#### INPUT ROWS
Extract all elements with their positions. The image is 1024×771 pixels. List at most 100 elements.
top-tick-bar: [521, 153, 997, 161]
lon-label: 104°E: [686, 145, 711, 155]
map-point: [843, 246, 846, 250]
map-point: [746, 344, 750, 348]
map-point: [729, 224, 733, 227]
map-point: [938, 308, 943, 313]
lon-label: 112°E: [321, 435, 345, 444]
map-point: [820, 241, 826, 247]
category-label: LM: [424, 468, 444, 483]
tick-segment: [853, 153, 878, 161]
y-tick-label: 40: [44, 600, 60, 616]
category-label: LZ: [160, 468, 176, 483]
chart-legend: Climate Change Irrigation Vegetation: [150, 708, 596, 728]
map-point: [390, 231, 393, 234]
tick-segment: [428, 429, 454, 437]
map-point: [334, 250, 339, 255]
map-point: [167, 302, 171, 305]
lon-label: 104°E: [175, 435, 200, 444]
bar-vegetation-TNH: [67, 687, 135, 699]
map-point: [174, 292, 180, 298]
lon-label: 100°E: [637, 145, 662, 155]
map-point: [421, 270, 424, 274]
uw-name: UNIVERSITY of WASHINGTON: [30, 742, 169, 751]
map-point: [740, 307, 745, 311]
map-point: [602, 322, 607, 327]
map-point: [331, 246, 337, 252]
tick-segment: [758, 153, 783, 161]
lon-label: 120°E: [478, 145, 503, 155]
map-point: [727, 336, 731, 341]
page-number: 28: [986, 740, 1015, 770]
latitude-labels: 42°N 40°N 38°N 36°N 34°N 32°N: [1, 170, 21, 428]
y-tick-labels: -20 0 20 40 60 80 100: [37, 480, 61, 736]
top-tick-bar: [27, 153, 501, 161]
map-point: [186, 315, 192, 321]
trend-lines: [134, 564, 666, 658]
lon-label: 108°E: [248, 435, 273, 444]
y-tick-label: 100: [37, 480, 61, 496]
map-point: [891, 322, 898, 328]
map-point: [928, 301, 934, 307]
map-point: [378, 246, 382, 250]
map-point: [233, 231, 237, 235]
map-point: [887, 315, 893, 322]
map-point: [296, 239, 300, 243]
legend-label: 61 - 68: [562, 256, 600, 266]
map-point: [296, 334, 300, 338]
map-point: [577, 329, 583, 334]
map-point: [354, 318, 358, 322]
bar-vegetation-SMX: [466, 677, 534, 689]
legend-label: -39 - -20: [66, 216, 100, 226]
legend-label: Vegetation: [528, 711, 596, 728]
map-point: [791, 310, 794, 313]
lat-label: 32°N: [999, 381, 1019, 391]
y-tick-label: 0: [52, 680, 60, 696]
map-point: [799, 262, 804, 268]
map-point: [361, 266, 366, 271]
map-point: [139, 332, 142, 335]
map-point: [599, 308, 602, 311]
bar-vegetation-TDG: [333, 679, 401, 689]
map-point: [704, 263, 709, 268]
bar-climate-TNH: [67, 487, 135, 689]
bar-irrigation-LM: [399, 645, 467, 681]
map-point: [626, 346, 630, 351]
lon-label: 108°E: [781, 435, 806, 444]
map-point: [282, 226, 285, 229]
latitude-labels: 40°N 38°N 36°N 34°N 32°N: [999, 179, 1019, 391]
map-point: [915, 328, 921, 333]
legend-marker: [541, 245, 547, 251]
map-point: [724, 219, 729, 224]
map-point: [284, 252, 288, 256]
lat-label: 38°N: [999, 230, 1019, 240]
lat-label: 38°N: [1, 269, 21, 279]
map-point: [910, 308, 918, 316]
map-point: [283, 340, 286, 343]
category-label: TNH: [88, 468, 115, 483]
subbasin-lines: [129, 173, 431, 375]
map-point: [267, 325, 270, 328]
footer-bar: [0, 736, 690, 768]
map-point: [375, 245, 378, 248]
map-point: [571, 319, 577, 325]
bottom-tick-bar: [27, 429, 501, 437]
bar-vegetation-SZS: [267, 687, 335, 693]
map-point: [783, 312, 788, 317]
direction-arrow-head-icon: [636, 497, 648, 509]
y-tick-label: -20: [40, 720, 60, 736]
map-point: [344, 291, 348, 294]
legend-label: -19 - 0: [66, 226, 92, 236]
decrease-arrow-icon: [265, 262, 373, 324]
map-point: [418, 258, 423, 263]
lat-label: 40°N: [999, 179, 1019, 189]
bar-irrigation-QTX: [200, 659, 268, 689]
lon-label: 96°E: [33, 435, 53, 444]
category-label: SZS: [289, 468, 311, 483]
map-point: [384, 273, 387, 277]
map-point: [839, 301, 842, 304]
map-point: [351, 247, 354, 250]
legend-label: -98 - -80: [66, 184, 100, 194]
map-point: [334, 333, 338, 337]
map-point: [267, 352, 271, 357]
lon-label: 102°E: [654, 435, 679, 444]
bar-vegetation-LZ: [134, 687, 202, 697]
########
SET EXERCISE: Convert each line of the records above into a Markdown table with the columns Row and Line. Number the rows and leave out blank lines.

WRITTEN RESPONSE:
| Row | Line |
|---|---|
| 1 | Extract all elements with their positions. The image is 1024×771 pixels. List at most 100 elements. |
| 2 | top-tick-bar: [521, 153, 997, 161] |
| 3 | lon-label: 104°E: [686, 145, 711, 155] |
| 4 | map-point: [843, 246, 846, 250] |
| 5 | map-point: [746, 344, 750, 348] |
| 6 | map-point: [729, 224, 733, 227] |
| 7 | map-point: [938, 308, 943, 313] |
| 8 | lon-label: 112°E: [321, 435, 345, 444] |
| 9 | map-point: [820, 241, 826, 247] |
| 10 | category-label: LM: [424, 468, 444, 483] |
| 11 | tick-segment: [853, 153, 878, 161] |
| 12 | y-tick-label: 40: [44, 600, 60, 616] |
| 13 | category-label: LZ: [160, 468, 176, 483] |
| 14 | chart-legend: Climate Change Irrigation Vegetation: [150, 708, 596, 728] |
| 15 | map-point: [390, 231, 393, 234] |
| 16 | tick-segment: [428, 429, 454, 437] |
| 17 | map-point: [334, 250, 339, 255] |
| 18 | map-point: [167, 302, 171, 305] |
| 19 | lon-label: 104°E: [175, 435, 200, 444] |
| 20 | bar-vegetation-TNH: [67, 687, 135, 699] |
| 21 | map-point: [174, 292, 180, 298] |
| 22 | lon-label: 100°E: [637, 145, 662, 155] |
| 23 | map-point: [421, 270, 424, 274] |
| 24 | uw-name: UNIVERSITY of WASHINGTON: [30, 742, 169, 751] |
| 25 | map-point: [740, 307, 745, 311] |
| 26 | map-point: [602, 322, 607, 327] |
| 27 | map-point: [331, 246, 337, 252] |
| 28 | tick-segment: [758, 153, 783, 161] |
| 29 | lon-label: 120°E: [478, 145, 503, 155] |
| 30 | map-point: [727, 336, 731, 341] |
| 31 | page-number: 28: [986, 740, 1015, 770] |
| 32 | latitude-labels: 42°N 40°N 38°N 36°N 34°N 32°N: [1, 170, 21, 428] |
| 33 | y-tick-labels: -20 0 20 40 60 80 100: [37, 480, 61, 736] |
| 34 | top-tick-bar: [27, 153, 501, 161] |
| 35 | map-point: [186, 315, 192, 321] |
| 36 | trend-lines: [134, 564, 666, 658] |
| 37 | lon-label: 108°E: [248, 435, 273, 444] |
| 38 | y-tick-label: 100: [37, 480, 61, 496] |
| 39 | map-point: [891, 322, 898, 328] |
| 40 | map-point: [928, 301, 934, 307] |
| 41 | map-point: [378, 246, 382, 250] |
| 42 | map-point: [233, 231, 237, 235] |
| 43 | map-point: [887, 315, 893, 322] |
| 44 | map-point: [296, 239, 300, 243] |
| 45 | legend-label: 61 - 68: [562, 256, 600, 266] |
| 46 | map-point: [296, 334, 300, 338] |
| 47 | map-point: [577, 329, 583, 334] |
| 48 | map-point: [354, 318, 358, 322] |
| 49 | bar-vegetation-SMX: [466, 677, 534, 689] |
| 50 | legend-label: -39 - -20: [66, 216, 100, 226] |
| 51 | legend-label: Vegetation: [528, 711, 596, 728] |
| 52 | map-point: [791, 310, 794, 313] |
| 53 | lat-label: 32°N: [999, 381, 1019, 391] |
| 54 | y-tick-label: 0: [52, 680, 60, 696] |
| 55 | map-point: [799, 262, 804, 268] |
| 56 | map-point: [361, 266, 366, 271] |
| 57 | map-point: [139, 332, 142, 335] |
| 58 | map-point: [599, 308, 602, 311] |
| 59 | bar-vegetation-TDG: [333, 679, 401, 689] |
| 60 | map-point: [704, 263, 709, 268] |
| 61 | bar-climate-TNH: [67, 487, 135, 689] |
| 62 | bar-irrigation-LM: [399, 645, 467, 681] |
| 63 | map-point: [626, 346, 630, 351] |
| 64 | lon-label: 108°E: [781, 435, 806, 444] |
| 65 | map-point: [282, 226, 285, 229] |
| 66 | latitude-labels: 40°N 38°N 36°N 34°N 32°N: [999, 179, 1019, 391] |
| 67 | map-point: [915, 328, 921, 333] |
| 68 | legend-marker: [541, 245, 547, 251] |
| 69 | map-point: [724, 219, 729, 224] |
| 70 | map-point: [284, 252, 288, 256] |
| 71 | lat-label: 38°N: [999, 230, 1019, 240] |
| 72 | lat-label: 38°N: [1, 269, 21, 279] |
| 73 | map-point: [910, 308, 918, 316] |
| 74 | map-point: [283, 340, 286, 343] |
| 75 | category-label: TNH: [88, 468, 115, 483] |
| 76 | subbasin-lines: [129, 173, 431, 375] |
| 77 | map-point: [267, 325, 270, 328] |
| 78 | footer-bar: [0, 736, 690, 768] |
| 79 | map-point: [375, 245, 378, 248] |
| 80 | map-point: [571, 319, 577, 325] |
| 81 | bottom-tick-bar: [27, 429, 501, 437] |
| 82 | bar-vegetation-SZS: [267, 687, 335, 693] |
| 83 | map-point: [783, 312, 788, 317] |
| 84 | direction-arrow-head-icon: [636, 497, 648, 509] |
| 85 | y-tick-label: -20: [40, 720, 60, 736] |
| 86 | map-point: [344, 291, 348, 294] |
| 87 | legend-label: -19 - 0: [66, 226, 92, 236] |
| 88 | decrease-arrow-icon: [265, 262, 373, 324] |
| 89 | map-point: [418, 258, 423, 263] |
| 90 | lat-label: 40°N: [999, 179, 1019, 189] |
| 91 | bar-irrigation-QTX: [200, 659, 268, 689] |
| 92 | lon-label: 96°E: [33, 435, 53, 444] |
| 93 | category-label: SZS: [289, 468, 311, 483] |
| 94 | map-point: [384, 273, 387, 277] |
| 95 | map-point: [839, 301, 842, 304] |
| 96 | map-point: [351, 247, 354, 250] |
| 97 | legend-label: -98 - -80: [66, 184, 100, 194] |
| 98 | map-point: [334, 333, 338, 337] |
| 99 | map-point: [267, 352, 271, 357] |
| 100 | lon-label: 102°E: [654, 435, 679, 444] |
| 101 | bar-vegetation-LZ: [134, 687, 202, 697] |